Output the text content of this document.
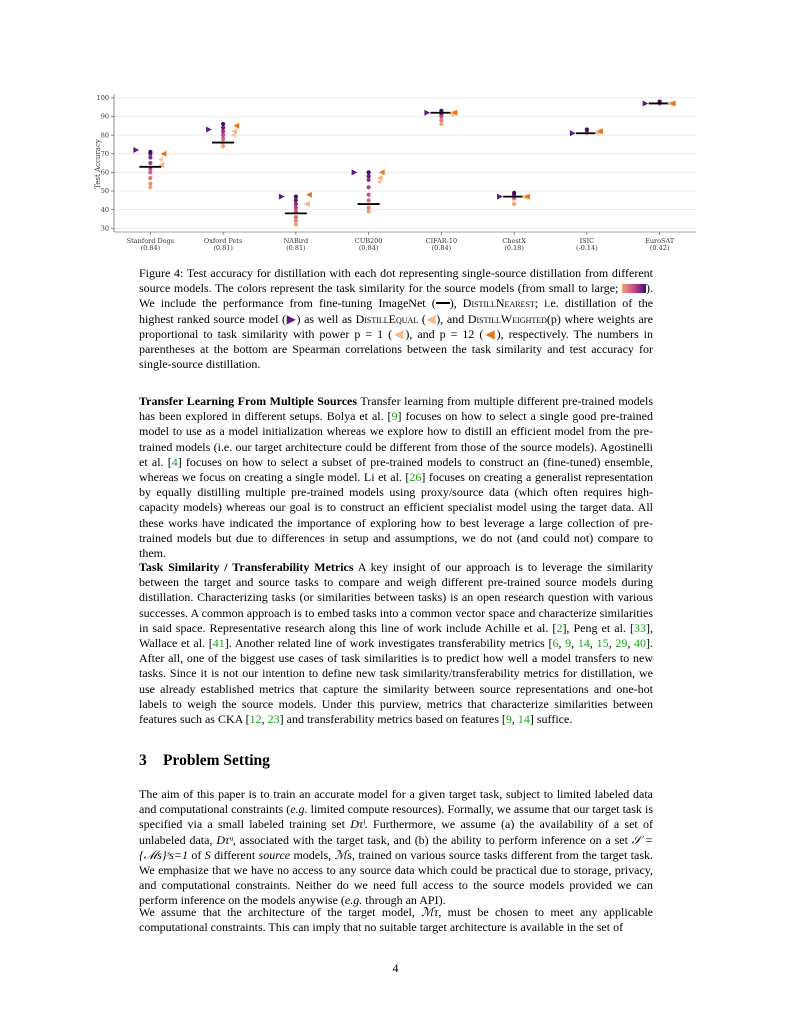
30
40
50
60
70
80
90
100
Test Accuracy
Stanford Dogs
(0.84)
Oxford Pets
(0.81)
NABird
(0.81)
CUB200
(0.84)
CIFAR-10
(0.84)
ChestX
(0.18)
ISIC
(-0.14)
EuroSAT
(0.42)

Figure 4: Test accuracy for distillation with each dot representing single-source distillation from different source models. The colors represent the task similarity for the source models (from small to large; ). We include the performance from fine-tuning ImageNet ( ), DistillNearest; i.e. distillation of the highest ranked source model (▶) as well as DistillEqual (◀), and DistillWeighted(p) where weights are proportional to task similarity with power p = 1 (◀), and p = 12 (◀), respectively. The numbers in parentheses at the bottom are Spearman correlations between the task similarity and test accuracy for single-source distillation.

Transfer Learning From Multiple Sources Transfer learning from multiple different pre-trained models has been explored in different setups. Bolya et al. [9] focuses on how to select a single good pre-trained model to use as a model initialization whereas we explore how to distill an efficient model from the pre-trained models (i.e. our target architecture could be different from those of the source models). Agostinelli et al. [4] focuses on how to select a subset of pre-trained models to construct an (fine-tuned) ensemble, whereas we focus on creating a single model. Li et al. [26] focuses on creating a generalist representation by equally distilling multiple pre-trained models using proxy/source data (which often requires high-capacity models) whereas our goal is to construct an efficient specialist model using the target data. All these works have indicated the importance of exploring how to best leverage a large collection of pre-trained models but due to differences in setup and assumptions, we do not (and could not) compare to them.

Task Similarity / Transferability Metrics A key insight of our approach is to leverage the similarity between the target and source tasks to compare and weigh different pre-trained source models during distillation. Characterizing tasks (or similarities between tasks) is an open research question with various successes. A common approach is to embed tasks into a common vector space and characterize similarities in said space. Representative research along this line of work include Achille et al. [2], Peng et al. [33], Wallace et al. [41]. Another related line of work investigates transferability metrics [6, 9, 14, 15, 29, 40]. After all, one of the biggest use cases of task similarities is to predict how well a model transfers to new tasks. Since it is not our intention to define new task similarity/transferability metrics for distillation, we use already established metrics that capture the similarity between source representations and one-hot labels to weigh the source models. Under this purview, metrics that characterize similarities between features such as CKA [12, 23] and transferability metrics based on features [9, 14] suffice.

3 Problem Setting

The aim of this paper is to train an accurate model for a given target task, subject to limited labeled data and computational constraints (e.g. limited compute resources). Formally, we assume that our target task is specified via a small labeled training set Dτˡ. Furthermore, we assume (a) the availability of a set of unlabeled data, Dτᵘ, associated with the target task, and (b) the ability to perform inference on a set 𝒮 = {ℳs}ˢs=1 of S different source models, ℳs, trained on various source tasks different from the target task. We emphasize that we have no access to any source data which could be practical due to storage, privacy, and computational constraints. Neither do we need full access to the source models provided we can perform inference on the models anywise (e.g. through an API).

We assume that the architecture of the target model, ℳτ, must be chosen to meet any applicable computational constraints. This can imply that no suitable target architecture is available in the set of

4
--------------------------------------------------
Extract every line above that contains the word "distillation".

Figure 4: Test accuracy for distillation with each dot representing single-source distillation from different source models. The colors represent the task similarity for the source models (from small to large; ). We include the performance from fine-tuning ImageNet ( ), DistillNearest; i.e. distillation of the highest ranked source model (▶) as well as DistillEqual (◀), and DistillWeighted(p) where weights are proportional to task similarity with power p = 1 (◀), and p = 12 (◀), respectively. The numbers in parentheses at the bottom are Spearman correlations between the task similarity and test accuracy for single-source distillation.
Task Similarity / Transferability Metrics A key insight of our approach is to leverage the similarity between the target and source tasks to compare and weigh different pre-trained source models during distillation. Characterizing tasks (or similarities between tasks) is an open research question with various successes. A common approach is to embed tasks into a common vector space and characterize similarities in said space. Representative research along this line of work include Achille et al. [2], Peng et al. [33], Wallace et al. [41]. Another related line of work investigates transferability metrics [6, 9, 14, 15, 29, 40]. After all, one of the biggest use cases of task similarities is to predict how well a model transfers to new tasks. Since it is not our intention to define new task similarity/transferability metrics for distillation, we use already established metrics that capture the similarity between source representations and one-hot labels to weigh the source models. Under this purview, metrics that characterize similarities between features such as CKA [12, 23] and transferability metrics based on features [9, 14] suffice.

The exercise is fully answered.